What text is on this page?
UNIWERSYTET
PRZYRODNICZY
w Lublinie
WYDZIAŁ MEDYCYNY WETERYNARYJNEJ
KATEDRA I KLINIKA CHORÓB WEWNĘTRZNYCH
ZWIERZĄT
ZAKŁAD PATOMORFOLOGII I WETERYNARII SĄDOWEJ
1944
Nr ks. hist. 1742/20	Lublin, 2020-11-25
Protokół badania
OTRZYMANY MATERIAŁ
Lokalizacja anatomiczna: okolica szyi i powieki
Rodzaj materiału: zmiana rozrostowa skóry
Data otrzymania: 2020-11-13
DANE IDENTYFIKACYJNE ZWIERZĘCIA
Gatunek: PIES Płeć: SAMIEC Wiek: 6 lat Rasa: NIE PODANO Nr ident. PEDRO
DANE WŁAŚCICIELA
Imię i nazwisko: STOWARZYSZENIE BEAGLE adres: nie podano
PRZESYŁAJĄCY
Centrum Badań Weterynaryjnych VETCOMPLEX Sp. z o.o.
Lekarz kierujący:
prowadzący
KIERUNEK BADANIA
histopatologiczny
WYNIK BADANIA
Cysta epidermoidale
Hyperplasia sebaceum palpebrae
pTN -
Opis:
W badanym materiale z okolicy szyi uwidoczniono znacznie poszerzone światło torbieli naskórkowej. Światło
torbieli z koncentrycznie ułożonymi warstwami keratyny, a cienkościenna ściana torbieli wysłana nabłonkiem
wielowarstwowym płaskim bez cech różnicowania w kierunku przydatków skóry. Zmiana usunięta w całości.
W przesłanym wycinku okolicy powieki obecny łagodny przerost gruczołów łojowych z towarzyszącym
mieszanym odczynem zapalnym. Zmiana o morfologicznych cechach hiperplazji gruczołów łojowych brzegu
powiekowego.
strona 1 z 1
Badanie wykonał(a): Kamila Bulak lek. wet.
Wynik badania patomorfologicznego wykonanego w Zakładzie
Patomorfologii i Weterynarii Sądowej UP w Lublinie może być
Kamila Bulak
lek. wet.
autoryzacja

EXERCISE DIRECTIONS: Return every record above exactly as it appears.

ANSWER TO THE EXERCISE:
What text is on this page?
UNIWERSYTET
PRZYRODNICZY
w Lublinie
WYDZIAŁ MEDYCYNY WETERYNARYJNEJ
KATEDRA I KLINIKA CHORÓB WEWNĘTRZNYCH
ZWIERZĄT
ZAKŁAD PATOMORFOLOGII I WETERYNARII SĄDOWEJ
1944
Nr ks. hist. 1742/20	Lublin, 2020-11-25
Protokół badania
OTRZYMANY MATERIAŁ
Lokalizacja anatomiczna: okolica szyi i powieki
Rodzaj materiału: zmiana rozrostowa skóry
Data otrzymania: 2020-11-13
DANE IDENTYFIKACYJNE ZWIERZĘCIA
Gatunek: PIES Płeć: SAMIEC Wiek: 6 lat Rasa: NIE PODANO Nr ident. PEDRO
DANE WŁAŚCICIELA
Imię i nazwisko: STOWARZYSZENIE BEAGLE adres: nie podano
PRZESYŁAJĄCY
Centrum Badań Weterynaryjnych VETCOMPLEX Sp. z o.o.
Lekarz kierujący:
prowadzący
KIERUNEK BADANIA
histopatologiczny
WYNIK BADANIA
Cysta epidermoidale
Hyperplasia sebaceum palpebrae
pTN -
Opis:
W badanym materiale z okolicy szyi uwidoczniono znacznie poszerzone światło torbieli naskórkowej. Światło
torbieli z koncentrycznie ułożonymi warstwami keratyny, a cienkościenna ściana torbieli wysłana nabłonkiem
wielowarstwowym płaskim bez cech różnicowania w kierunku przydatków skóry. Zmiana usunięta w całości.
W przesłanym wycinku okolicy powieki obecny łagodny przerost gruczołów łojowych z towarzyszącym
mieszanym odczynem zapalnym. Zmiana o morfologicznych cechach hiperplazji gruczołów łojowych brzegu
powiekowego.
strona 1 z 1
Badanie wykonał(a): Kamila Bulak lek. wet.
Wynik badania patomorfologicznego wykonanego w Zakładzie
Patomorfologii i Weterynarii Sądowej UP w Lublinie może być
Kamila Bulak
lek. wet.
autoryzacja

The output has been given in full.